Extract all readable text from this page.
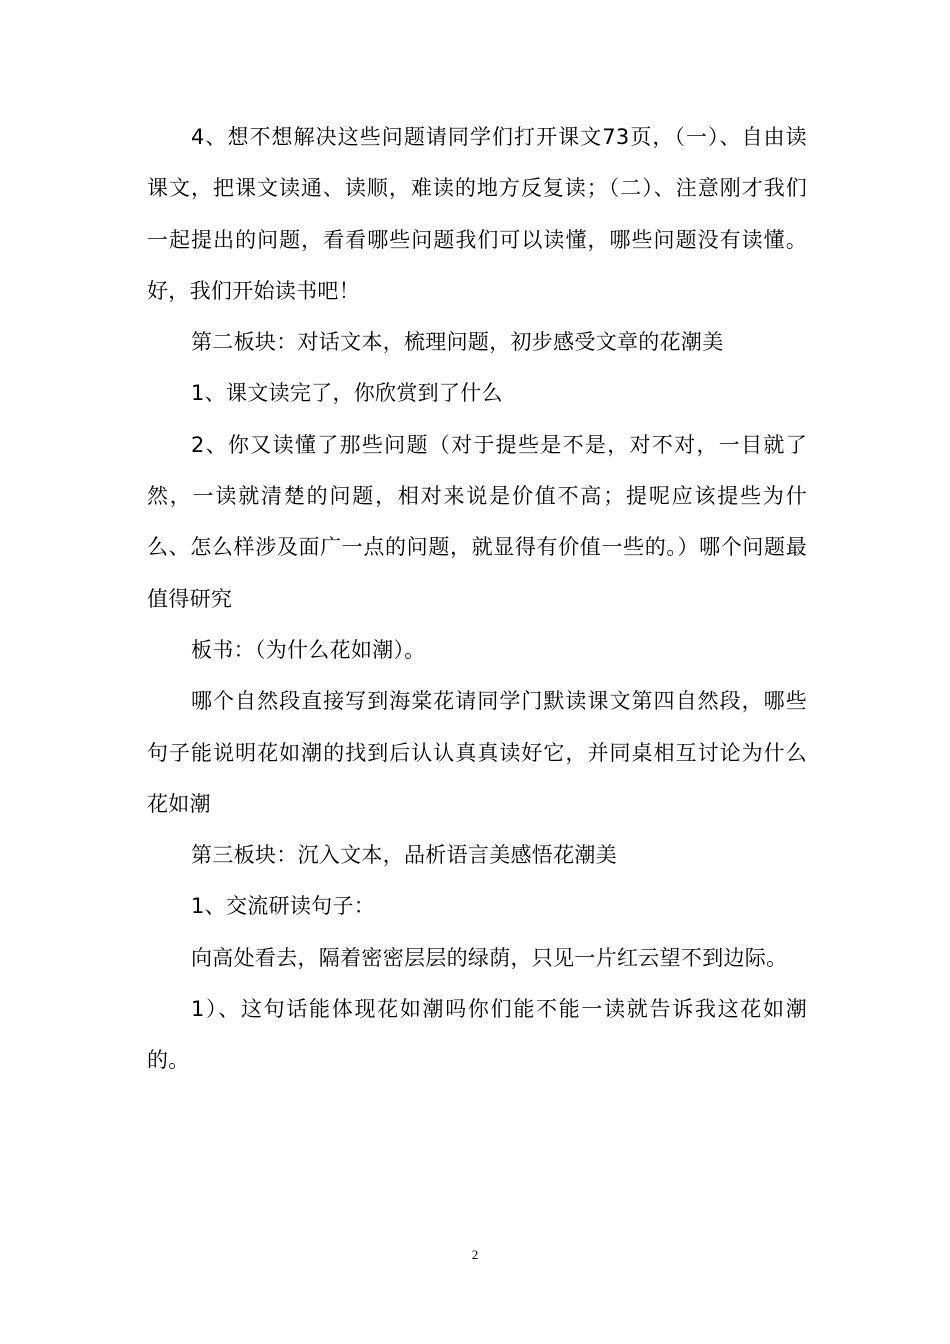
4、想不想解决这些问题请同学们打开课文73页，（一）、自由读课文，把课文读通、读顺，难读的地方反复读；（二）、注意刚才我们一起提出的问题，看看哪些问题我们可以读懂，哪些问题没有读懂。好，我们开始读书吧！

第二板块：对话文本，梳理问题，初步感受文章的花潮美

1、课文读完了，你欣赏到了什么

2、你又读懂了那些问题（对于提些是不是，对不对，一目就了然，一读就清楚的问题，相对来说是价值不高；提呢应该提些为什么、怎么样涉及面广一点的问题，就显得有价值一些的。）哪个问题最值得研究

板书：（为什么花如潮）。

哪个自然段直接写到海棠花请同学门默读课文第四自然段，哪些句子能说明花如潮的找到后认认真真读好它，并同桌相互讨论为什么花如潮

第三板块：沉入文本，品析语言美感悟花潮美

1、交流研读句子：

向高处看去，隔着密密层层的绿荫，只见一片红云望不到边际。

1）、这句话能体现花如潮吗你们能不能一读就告诉我这花如潮的。

2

_ _ _ _ _ _ _

EXERCISE DETAILS
Repeat every record above exactly, but leave out any pictures.

RESPONSE TO THE TASK
Extract all readable text from this page.
4、想不想解决这些问题请同学们打开课文73页，（一）、自由读课文，把课文读通、读顺，难读的地方反复读；（二）、注意刚才我们一起提出的问题，看看哪些问题我们可以读懂，哪些问题没有读懂。好，我们开始读书吧！

第二板块：对话文本，梳理问题，初步感受文章的花潮美

1、课文读完了，你欣赏到了什么

2、你又读懂了那些问题（对于提些是不是，对不对，一目就了然，一读就清楚的问题，相对来说是价值不高；提呢应该提些为什么、怎么样涉及面广一点的问题，就显得有价值一些的。）哪个问题最值得研究

板书：（为什么花如潮）。

哪个自然段直接写到海棠花请同学门默读课文第四自然段，哪些句子能说明花如潮的找到后认认真真读好它，并同桌相互讨论为什么花如潮

第三板块：沉入文本，品析语言美感悟花潮美

1、交流研读句子：

向高处看去，隔着密密层层的绿荫，只见一片红云望不到边际。

1）、这句话能体现花如潮吗你们能不能一读就告诉我这花如潮的。

2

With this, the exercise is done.